§ Requirements:
Write out every line of the material as it stands, apart from the pictures.

[A run of records]
════

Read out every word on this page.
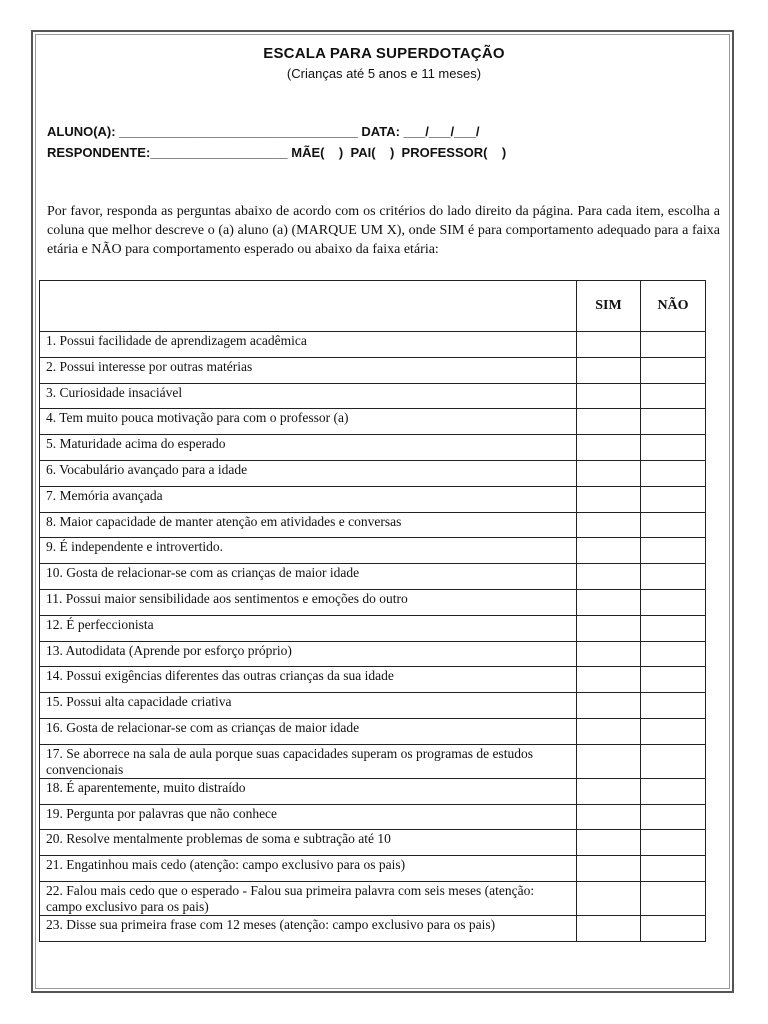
ESCALA PARA SUPERDOTAÇÃO
(Crianças até 5 anos e 11 meses)
ALUNO(A): _________________________________ DATA: ___/___/___/
RESPONDENTE:___________________ MÃE(    )  PAI(    )  PROFESSOR(    )
Por favor, responda as perguntas abaixo de acordo com os critérios do lado direito da página. Para cada item, escolha a coluna que melhor descreve o (a) aluno (a) (MARQUE UM X), onde SIM é para comportamento adequado para a faixa etária e NÃO para comportamento esperado ou abaixo da faixa etária:
	SIM	NÃO
1. Possui facilidade de aprendizagem acadêmica		
2. Possui interesse por outras matérias		
3. Curiosidade insaciável		
4. Tem muito pouca motivação para com o professor (a)		
5. Maturidade acima do esperado		
6. Vocabulário avançado para a idade		
7. Memória avançada		
8. Maior capacidade de manter atenção em atividades e conversas		
9. É independente e introvertido.		
10. Gosta de relacionar-se com as crianças de maior idade		
11. Possui maior sensibilidade aos sentimentos e emoções do outro		
12. É perfeccionista		
13. Autodidata (Aprende por esforço próprio)		
14. Possui exigências diferentes das outras crianças da sua idade		
15. Possui alta capacidade criativa		
16. Gosta de relacionar-se com as crianças de maior idade		
17. Se aborrece na sala de aula porque suas capacidades superam os programas de estudos convencionais		
18. É aparentemente, muito distraído		
19. Pergunta por palavras que não conhece		
20. Resolve mentalmente problemas de soma e subtração até 10		
21. Engatinhou mais cedo (atenção: campo exclusivo para os pais)		
22. Falou mais cedo que o esperado - Falou sua primeira palavra com seis meses (atenção: campo exclusivo para os pais)		
23. Disse sua primeira frase com 12 meses (atenção: campo exclusivo para os pais)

════

§ Solution for this task:
Read out every word on this page.
ESCALA PARA SUPERDOTAÇÃO
(Crianças até 5 anos e 11 meses)
ALUNO(A): _________________________________ DATA: ___/___/___/
RESPONDENTE:___________________ MÃE(    )  PAI(    )  PROFESSOR(    )
Por favor, responda as perguntas abaixo de acordo com os critérios do lado direito da página. Para cada item, escolha a coluna que melhor descreve o (a) aluno (a) (MARQUE UM X), onde SIM é para comportamento adequado para a faixa etária e NÃO para comportamento esperado ou abaixo da faixa etária:
	SIM	NÃO
1. Possui facilidade de aprendizagem acadêmica		
2. Possui interesse por outras matérias		
3. Curiosidade insaciável		
4. Tem muito pouca motivação para com o professor (a)		
5. Maturidade acima do esperado		
6. Vocabulário avançado para a idade		
7. Memória avançada		
8. Maior capacidade de manter atenção em atividades e conversas		
9. É independente e introvertido.		
10. Gosta de relacionar-se com as crianças de maior idade		
11. Possui maior sensibilidade aos sentimentos e emoções do outro		
12. É perfeccionista		
13. Autodidata (Aprende por esforço próprio)		
14. Possui exigências diferentes das outras crianças da sua idade		
15. Possui alta capacidade criativa		
16. Gosta de relacionar-se com as crianças de maior idade		
17. Se aborrece na sala de aula porque suas capacidades superam os programas de estudos convencionais		
18. É aparentemente, muito distraído		
19. Pergunta por palavras que não conhece		
20. Resolve mentalmente problemas de soma e subtração até 10		
21. Engatinhou mais cedo (atenção: campo exclusivo para os pais)		
22. Falou mais cedo que o esperado - Falou sua primeira palavra com seis meses (atenção: campo exclusivo para os pais)		
23. Disse sua primeira frase com 12 meses (atenção: campo exclusivo para os pais)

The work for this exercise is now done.